Task statement = Reproduce the records below in their entirety, character for character.
****
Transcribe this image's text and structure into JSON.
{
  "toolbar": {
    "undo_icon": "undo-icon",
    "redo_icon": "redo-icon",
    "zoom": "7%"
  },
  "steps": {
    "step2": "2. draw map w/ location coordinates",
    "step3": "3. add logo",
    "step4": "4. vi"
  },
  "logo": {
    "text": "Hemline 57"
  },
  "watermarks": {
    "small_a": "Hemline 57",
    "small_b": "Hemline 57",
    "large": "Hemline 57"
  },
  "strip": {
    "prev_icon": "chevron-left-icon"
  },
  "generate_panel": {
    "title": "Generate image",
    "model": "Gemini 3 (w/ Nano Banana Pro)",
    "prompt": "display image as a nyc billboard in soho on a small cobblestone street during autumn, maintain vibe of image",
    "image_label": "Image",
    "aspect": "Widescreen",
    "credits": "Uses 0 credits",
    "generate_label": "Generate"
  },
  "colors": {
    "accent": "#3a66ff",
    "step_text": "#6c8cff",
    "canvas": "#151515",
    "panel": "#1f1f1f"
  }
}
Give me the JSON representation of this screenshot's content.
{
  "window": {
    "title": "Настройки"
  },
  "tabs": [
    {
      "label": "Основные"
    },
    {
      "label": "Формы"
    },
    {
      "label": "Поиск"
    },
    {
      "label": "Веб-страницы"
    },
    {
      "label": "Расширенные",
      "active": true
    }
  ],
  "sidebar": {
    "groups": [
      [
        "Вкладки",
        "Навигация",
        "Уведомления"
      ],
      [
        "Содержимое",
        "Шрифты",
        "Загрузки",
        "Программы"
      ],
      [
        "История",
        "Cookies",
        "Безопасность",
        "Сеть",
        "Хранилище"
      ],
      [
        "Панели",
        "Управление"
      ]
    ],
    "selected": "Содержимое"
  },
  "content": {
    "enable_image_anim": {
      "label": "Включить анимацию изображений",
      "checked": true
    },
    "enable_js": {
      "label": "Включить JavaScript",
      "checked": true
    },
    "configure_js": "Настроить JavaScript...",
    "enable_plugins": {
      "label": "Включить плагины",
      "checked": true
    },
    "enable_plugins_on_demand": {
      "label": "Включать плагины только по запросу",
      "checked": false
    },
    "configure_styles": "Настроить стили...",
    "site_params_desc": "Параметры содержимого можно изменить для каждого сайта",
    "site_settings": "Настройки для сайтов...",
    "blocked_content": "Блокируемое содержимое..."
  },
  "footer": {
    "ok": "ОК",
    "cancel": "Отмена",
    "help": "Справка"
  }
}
****
The answer =
Transcribe this image's text and structure into JSON.
{
  "toolbar": {
    "undo_icon": "undo-icon",
    "redo_icon": "redo-icon",
    "zoom": "7%"
  },
  "steps": {
    "step2": "2. draw map w/ location coordinates",
    "step3": "3. add logo",
    "step4": "4. vi"
  },
  "logo": {
    "text": "Hemline 57"
  },
  "watermarks": {
    "small_a": "Hemline 57",
    "small_b": "Hemline 57",
    "large": "Hemline 57"
  },
  "strip": {
    "prev_icon": "chevron-left-icon"
  },
  "generate_panel": {
    "title": "Generate image",
    "model": "Gemini 3 (w/ Nano Banana Pro)",
    "prompt": "display image as a nyc billboard in soho on a small cobblestone street during autumn, maintain vibe of image",
    "image_label": "Image",
    "aspect": "Widescreen",
    "credits": "Uses 0 credits",
    "generate_label": "Generate"
  },
  "colors": {
    "accent": "#3a66ff",
    "step_text": "#6c8cff",
    "canvas": "#151515",
    "panel": "#1f1f1f"
  }
}
Give me the JSON representation of this screenshot's content.
{
  "window": {
    "title": "Настройки"
  },
  "tabs": [
    {
      "label": "Основные"
    },
    {
      "label": "Формы"
    },
    {
      "label": "Поиск"
    },
    {
      "label": "Веб-страницы"
    },
    {
      "label": "Расширенные",
      "active": true
    }
  ],
  "sidebar": {
    "groups": [
      [
        "Вкладки",
        "Навигация",
        "Уведомления"
      ],
      [
        "Содержимое",
        "Шрифты",
        "Загрузки",
        "Программы"
      ],
      [
        "История",
        "Cookies",
        "Безопасность",
        "Сеть",
        "Хранилище"
      ],
      [
        "Панели",
        "Управление"
      ]
    ],
    "selected": "Содержимое"
  },
  "content": {
    "enable_image_anim": {
      "label": "Включить анимацию изображений",
      "checked": true
    },
    "enable_js": {
      "label": "Включить JavaScript",
      "checked": true
    },
    "configure_js": "Настроить JavaScript...",
    "enable_plugins": {
      "label": "Включить плагины",
      "checked": true
    },
    "enable_plugins_on_demand": {
      "label": "Включать плагины только по запросу",
      "checked": false
    },
    "configure_styles": "Настроить стили...",
    "site_params_desc": "Параметры содержимого можно изменить для каждого сайта",
    "site_settings": "Настройки для сайтов...",
    "blocked_content": "Блокируемое содержимое..."
  },
  "footer": {
    "ok": "ОК",
    "cancel": "Отмена",
    "help": "Справка"
  }
}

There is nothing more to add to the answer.